• [DIRECTIVE]
Reproduce all the entries precisely.

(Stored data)
——
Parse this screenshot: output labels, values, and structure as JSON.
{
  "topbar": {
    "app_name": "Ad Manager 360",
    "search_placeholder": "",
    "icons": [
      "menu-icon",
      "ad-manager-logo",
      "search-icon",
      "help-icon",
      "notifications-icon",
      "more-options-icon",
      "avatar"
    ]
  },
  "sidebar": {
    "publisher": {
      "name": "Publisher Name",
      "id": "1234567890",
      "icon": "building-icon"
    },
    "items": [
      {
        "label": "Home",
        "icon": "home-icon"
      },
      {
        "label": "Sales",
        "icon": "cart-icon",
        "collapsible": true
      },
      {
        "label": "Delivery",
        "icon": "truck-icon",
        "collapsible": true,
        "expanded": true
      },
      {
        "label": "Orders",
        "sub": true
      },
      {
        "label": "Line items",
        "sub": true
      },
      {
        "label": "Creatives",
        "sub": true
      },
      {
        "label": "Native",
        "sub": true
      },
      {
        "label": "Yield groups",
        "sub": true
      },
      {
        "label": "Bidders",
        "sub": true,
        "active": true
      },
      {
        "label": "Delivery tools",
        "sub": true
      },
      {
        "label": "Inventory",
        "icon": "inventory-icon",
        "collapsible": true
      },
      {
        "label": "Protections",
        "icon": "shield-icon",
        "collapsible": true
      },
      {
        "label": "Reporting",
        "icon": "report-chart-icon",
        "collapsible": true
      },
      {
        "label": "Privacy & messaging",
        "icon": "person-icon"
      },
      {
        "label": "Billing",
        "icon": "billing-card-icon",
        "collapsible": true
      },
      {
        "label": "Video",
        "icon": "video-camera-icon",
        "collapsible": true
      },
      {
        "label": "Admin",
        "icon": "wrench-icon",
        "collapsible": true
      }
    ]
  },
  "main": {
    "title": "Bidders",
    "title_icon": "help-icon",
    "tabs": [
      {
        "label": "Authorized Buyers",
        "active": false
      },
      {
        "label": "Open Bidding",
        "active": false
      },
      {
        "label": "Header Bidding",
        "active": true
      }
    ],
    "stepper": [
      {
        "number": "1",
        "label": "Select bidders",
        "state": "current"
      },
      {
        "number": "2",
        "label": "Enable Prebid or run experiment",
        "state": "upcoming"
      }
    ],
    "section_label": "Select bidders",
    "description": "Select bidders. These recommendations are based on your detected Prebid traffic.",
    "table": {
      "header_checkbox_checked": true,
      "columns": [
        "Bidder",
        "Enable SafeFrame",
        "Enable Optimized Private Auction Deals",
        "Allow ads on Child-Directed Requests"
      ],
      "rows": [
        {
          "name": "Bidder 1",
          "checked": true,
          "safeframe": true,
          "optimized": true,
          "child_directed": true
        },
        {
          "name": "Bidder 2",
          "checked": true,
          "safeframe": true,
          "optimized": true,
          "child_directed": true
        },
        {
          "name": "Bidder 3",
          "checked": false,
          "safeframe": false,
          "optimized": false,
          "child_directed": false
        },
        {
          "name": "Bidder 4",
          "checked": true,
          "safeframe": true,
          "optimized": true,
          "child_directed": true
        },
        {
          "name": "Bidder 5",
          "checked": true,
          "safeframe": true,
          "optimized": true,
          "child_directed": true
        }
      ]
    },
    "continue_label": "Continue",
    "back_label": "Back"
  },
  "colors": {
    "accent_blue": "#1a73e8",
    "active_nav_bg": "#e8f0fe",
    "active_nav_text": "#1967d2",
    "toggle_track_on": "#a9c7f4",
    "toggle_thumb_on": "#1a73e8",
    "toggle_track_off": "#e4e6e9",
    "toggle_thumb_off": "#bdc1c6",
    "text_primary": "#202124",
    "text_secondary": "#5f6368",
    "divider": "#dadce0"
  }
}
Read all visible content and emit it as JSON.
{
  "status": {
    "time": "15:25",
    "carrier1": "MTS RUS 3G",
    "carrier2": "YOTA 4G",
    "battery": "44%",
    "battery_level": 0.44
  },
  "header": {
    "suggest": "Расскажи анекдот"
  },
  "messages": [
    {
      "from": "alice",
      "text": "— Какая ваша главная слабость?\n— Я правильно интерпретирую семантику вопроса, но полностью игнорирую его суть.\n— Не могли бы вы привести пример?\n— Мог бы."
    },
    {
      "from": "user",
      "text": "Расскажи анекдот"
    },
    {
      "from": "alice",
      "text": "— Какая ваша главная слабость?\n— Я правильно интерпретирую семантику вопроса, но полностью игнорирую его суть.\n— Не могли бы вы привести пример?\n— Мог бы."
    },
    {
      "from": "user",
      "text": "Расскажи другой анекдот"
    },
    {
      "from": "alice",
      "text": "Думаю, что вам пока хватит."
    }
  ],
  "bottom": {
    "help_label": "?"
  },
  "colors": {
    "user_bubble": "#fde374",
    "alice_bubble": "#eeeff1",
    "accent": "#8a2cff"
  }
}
——
• [THE RESPONSE]
Parse this screenshot: output labels, values, and structure as JSON.
{
  "topbar": {
    "app_name": "Ad Manager 360",
    "search_placeholder": "",
    "icons": [
      "menu-icon",
      "ad-manager-logo",
      "search-icon",
      "help-icon",
      "notifications-icon",
      "more-options-icon",
      "avatar"
    ]
  },
  "sidebar": {
    "publisher": {
      "name": "Publisher Name",
      "id": "1234567890",
      "icon": "building-icon"
    },
    "items": [
      {
        "label": "Home",
        "icon": "home-icon"
      },
      {
        "label": "Sales",
        "icon": "cart-icon",
        "collapsible": true
      },
      {
        "label": "Delivery",
        "icon": "truck-icon",
        "collapsible": true,
        "expanded": true
      },
      {
        "label": "Orders",
        "sub": true
      },
      {
        "label": "Line items",
        "sub": true
      },
      {
        "label": "Creatives",
        "sub": true
      },
      {
        "label": "Native",
        "sub": true
      },
      {
        "label": "Yield groups",
        "sub": true
      },
      {
        "label": "Bidders",
        "sub": true,
        "active": true
      },
      {
        "label": "Delivery tools",
        "sub": true
      },
      {
        "label": "Inventory",
        "icon": "inventory-icon",
        "collapsible": true
      },
      {
        "label": "Protections",
        "icon": "shield-icon",
        "collapsible": true
      },
      {
        "label": "Reporting",
        "icon": "report-chart-icon",
        "collapsible": true
      },
      {
        "label": "Privacy & messaging",
        "icon": "person-icon"
      },
      {
        "label": "Billing",
        "icon": "billing-card-icon",
        "collapsible": true
      },
      {
        "label": "Video",
        "icon": "video-camera-icon",
        "collapsible": true
      },
      {
        "label": "Admin",
        "icon": "wrench-icon",
        "collapsible": true
      }
    ]
  },
  "main": {
    "title": "Bidders",
    "title_icon": "help-icon",
    "tabs": [
      {
        "label": "Authorized Buyers",
        "active": false
      },
      {
        "label": "Open Bidding",
        "active": false
      },
      {
        "label": "Header Bidding",
        "active": true
      }
    ],
    "stepper": [
      {
        "number": "1",
        "label": "Select bidders",
        "state": "current"
      },
      {
        "number": "2",
        "label": "Enable Prebid or run experiment",
        "state": "upcoming"
      }
    ],
    "section_label": "Select bidders",
    "description": "Select bidders. These recommendations are based on your detected Prebid traffic.",
    "table": {
      "header_checkbox_checked": true,
      "columns": [
        "Bidder",
        "Enable SafeFrame",
        "Enable Optimized Private Auction Deals",
        "Allow ads on Child-Directed Requests"
      ],
      "rows": [
        {
          "name": "Bidder 1",
          "checked": true,
          "safeframe": true,
          "optimized": true,
          "child_directed": true
        },
        {
          "name": "Bidder 2",
          "checked": true,
          "safeframe": true,
          "optimized": true,
          "child_directed": true
        },
        {
          "name": "Bidder 3",
          "checked": false,
          "safeframe": false,
          "optimized": false,
          "child_directed": false
        },
        {
          "name": "Bidder 4",
          "checked": true,
          "safeframe": true,
          "optimized": true,
          "child_directed": true
        },
        {
          "name": "Bidder 5",
          "checked": true,
          "safeframe": true,
          "optimized": true,
          "child_directed": true
        }
      ]
    },
    "continue_label": "Continue",
    "back_label": "Back"
  },
  "colors": {
    "accent_blue": "#1a73e8",
    "active_nav_bg": "#e8f0fe",
    "active_nav_text": "#1967d2",
    "toggle_track_on": "#a9c7f4",
    "toggle_thumb_on": "#1a73e8",
    "toggle_track_off": "#e4e6e9",
    "toggle_thumb_off": "#bdc1c6",
    "text_primary": "#202124",
    "text_secondary": "#5f6368",
    "divider": "#dadce0"
  }
}
Read all visible content and emit it as JSON.
{
  "status": {
    "time": "15:25",
    "carrier1": "MTS RUS 3G",
    "carrier2": "YOTA 4G",
    "battery": "44%",
    "battery_level": 0.44
  },
  "header": {
    "suggest": "Расскажи анекдот"
  },
  "messages": [
    {
      "from": "alice",
      "text": "— Какая ваша главная слабость?\n— Я правильно интерпретирую семантику вопроса, но полностью игнорирую его суть.\n— Не могли бы вы привести пример?\n— Мог бы."
    },
    {
      "from": "user",
      "text": "Расскажи анекдот"
    },
    {
      "from": "alice",
      "text": "— Какая ваша главная слабость?\n— Я правильно интерпретирую семантику вопроса, но полностью игнорирую его суть.\n— Не могли бы вы привести пример?\n— Мог бы."
    },
    {
      "from": "user",
      "text": "Расскажи другой анекдот"
    },
    {
      "from": "alice",
      "text": "Думаю, что вам пока хватит."
    }
  ],
  "bottom": {
    "help_label": "?"
  },
  "colors": {
    "user_bubble": "#fde374",
    "alice_bubble": "#eeeff1",
    "accent": "#8a2cff"
  }
}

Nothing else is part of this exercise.